JOB: Which lines below hold the word "this"? Copy all of them.

RECORDS SUPPLIED:
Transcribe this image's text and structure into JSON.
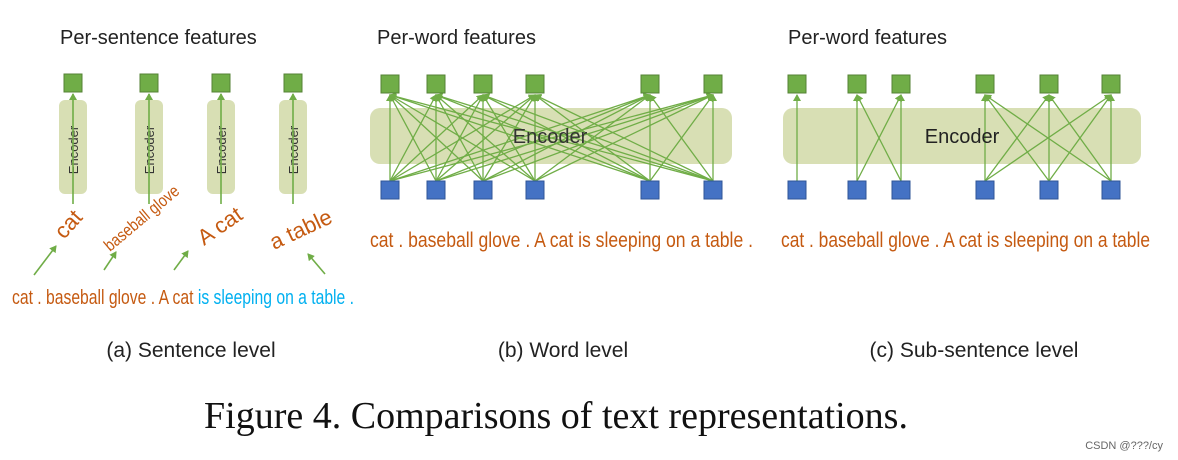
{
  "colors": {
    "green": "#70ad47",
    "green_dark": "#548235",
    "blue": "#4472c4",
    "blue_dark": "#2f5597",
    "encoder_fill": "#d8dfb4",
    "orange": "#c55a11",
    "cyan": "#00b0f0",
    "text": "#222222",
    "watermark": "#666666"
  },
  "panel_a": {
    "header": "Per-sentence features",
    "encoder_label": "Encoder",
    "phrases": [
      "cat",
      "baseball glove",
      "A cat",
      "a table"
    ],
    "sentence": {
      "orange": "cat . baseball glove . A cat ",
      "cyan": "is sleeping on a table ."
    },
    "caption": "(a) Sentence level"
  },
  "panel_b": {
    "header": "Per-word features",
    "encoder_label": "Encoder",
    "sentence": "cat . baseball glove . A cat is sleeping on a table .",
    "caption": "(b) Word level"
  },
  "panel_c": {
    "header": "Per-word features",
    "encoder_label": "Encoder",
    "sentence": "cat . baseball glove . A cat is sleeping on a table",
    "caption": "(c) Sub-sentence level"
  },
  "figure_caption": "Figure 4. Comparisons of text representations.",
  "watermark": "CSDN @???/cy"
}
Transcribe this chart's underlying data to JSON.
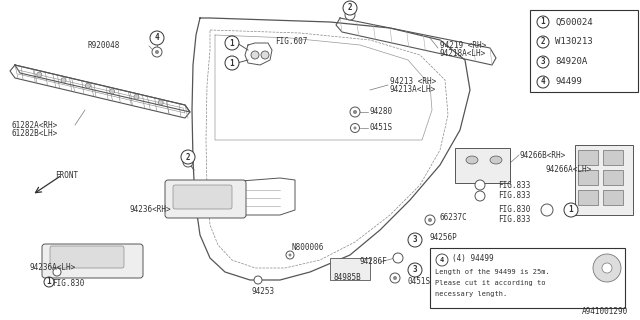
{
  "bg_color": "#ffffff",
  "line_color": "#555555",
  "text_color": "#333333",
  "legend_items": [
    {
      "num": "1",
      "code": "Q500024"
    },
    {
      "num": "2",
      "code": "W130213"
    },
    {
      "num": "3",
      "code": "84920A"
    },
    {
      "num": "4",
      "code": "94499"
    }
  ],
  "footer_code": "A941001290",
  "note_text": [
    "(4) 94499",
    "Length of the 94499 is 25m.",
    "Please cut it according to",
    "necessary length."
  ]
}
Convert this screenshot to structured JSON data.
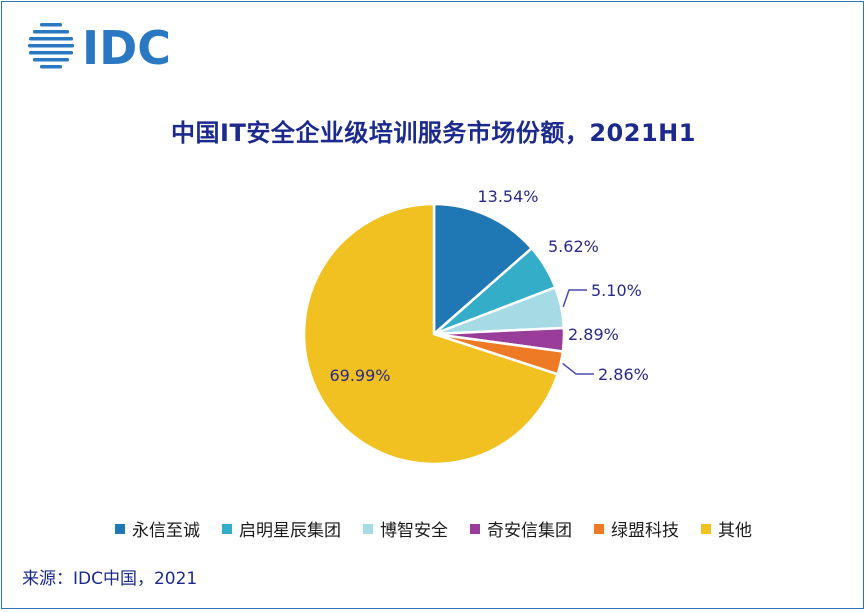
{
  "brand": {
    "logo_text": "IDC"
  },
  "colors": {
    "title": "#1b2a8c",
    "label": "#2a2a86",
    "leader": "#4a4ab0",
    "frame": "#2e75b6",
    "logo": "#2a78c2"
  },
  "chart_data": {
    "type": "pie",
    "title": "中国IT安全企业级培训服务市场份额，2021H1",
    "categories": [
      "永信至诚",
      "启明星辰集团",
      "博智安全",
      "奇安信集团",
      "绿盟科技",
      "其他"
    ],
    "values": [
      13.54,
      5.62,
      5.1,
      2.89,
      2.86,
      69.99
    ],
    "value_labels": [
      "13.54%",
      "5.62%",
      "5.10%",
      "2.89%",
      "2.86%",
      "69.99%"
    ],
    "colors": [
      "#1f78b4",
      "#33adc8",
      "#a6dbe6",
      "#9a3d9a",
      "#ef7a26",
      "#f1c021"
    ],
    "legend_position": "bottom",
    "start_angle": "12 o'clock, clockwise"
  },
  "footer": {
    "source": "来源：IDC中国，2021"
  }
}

==

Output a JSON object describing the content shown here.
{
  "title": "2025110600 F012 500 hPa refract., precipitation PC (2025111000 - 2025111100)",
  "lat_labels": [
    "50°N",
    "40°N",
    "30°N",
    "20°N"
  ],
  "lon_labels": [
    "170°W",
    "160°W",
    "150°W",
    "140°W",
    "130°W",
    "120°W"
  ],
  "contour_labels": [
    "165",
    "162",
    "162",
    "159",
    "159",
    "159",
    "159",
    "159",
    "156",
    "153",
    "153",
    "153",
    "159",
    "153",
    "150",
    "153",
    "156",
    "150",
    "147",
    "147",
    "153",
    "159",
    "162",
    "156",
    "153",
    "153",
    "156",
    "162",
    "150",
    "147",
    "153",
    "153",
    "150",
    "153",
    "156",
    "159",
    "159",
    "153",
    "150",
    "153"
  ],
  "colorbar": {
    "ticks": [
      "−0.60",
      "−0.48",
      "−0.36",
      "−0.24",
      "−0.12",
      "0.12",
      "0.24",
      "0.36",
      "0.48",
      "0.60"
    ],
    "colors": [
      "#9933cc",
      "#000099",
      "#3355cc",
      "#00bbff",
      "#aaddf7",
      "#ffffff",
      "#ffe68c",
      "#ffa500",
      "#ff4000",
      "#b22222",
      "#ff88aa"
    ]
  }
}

---

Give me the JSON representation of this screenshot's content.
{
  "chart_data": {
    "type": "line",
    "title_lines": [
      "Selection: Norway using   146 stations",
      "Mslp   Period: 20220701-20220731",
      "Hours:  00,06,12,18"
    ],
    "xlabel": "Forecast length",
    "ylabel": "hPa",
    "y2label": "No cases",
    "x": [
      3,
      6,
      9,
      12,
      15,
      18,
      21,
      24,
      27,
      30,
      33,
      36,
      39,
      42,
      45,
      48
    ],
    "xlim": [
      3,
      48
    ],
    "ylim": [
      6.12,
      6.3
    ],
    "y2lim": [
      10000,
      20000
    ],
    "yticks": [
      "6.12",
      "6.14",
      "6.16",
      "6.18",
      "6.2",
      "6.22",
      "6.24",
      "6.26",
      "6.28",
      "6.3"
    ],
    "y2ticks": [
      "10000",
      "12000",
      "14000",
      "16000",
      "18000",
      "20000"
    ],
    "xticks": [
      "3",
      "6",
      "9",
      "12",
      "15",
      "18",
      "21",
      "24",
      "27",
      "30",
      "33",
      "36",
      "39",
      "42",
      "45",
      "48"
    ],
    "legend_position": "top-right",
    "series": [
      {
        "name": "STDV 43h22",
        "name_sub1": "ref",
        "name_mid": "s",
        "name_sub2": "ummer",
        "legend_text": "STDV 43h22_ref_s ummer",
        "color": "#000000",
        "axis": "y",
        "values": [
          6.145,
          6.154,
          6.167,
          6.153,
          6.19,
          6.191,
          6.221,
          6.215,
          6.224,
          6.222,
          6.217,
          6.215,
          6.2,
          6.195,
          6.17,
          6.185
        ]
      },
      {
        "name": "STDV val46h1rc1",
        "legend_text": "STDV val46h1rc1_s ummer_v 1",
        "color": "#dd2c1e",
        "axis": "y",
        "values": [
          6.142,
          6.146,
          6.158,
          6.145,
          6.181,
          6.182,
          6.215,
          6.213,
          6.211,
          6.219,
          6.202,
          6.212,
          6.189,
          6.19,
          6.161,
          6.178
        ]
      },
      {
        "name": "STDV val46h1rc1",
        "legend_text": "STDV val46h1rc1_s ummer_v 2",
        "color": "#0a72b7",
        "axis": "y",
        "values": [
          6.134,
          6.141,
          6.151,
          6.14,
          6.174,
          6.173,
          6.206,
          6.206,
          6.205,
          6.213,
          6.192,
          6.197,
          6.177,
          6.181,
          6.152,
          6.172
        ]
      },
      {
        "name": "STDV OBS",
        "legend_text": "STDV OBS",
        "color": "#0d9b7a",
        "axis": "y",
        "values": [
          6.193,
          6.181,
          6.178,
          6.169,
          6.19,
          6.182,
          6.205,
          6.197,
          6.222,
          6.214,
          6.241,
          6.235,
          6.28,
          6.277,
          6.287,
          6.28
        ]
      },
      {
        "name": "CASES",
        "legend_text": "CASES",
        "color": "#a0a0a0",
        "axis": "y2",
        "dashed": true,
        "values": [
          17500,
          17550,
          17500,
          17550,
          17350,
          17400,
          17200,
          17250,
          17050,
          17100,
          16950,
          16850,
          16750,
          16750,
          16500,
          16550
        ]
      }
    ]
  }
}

CORRECT OUTPUT:
Transcribe this image's text and structure into JSON.
Transcribe this chart's underlying data to JSON.
Convert this screenshot to structured JSON data.
Give me the JSON representation of this screenshot's content.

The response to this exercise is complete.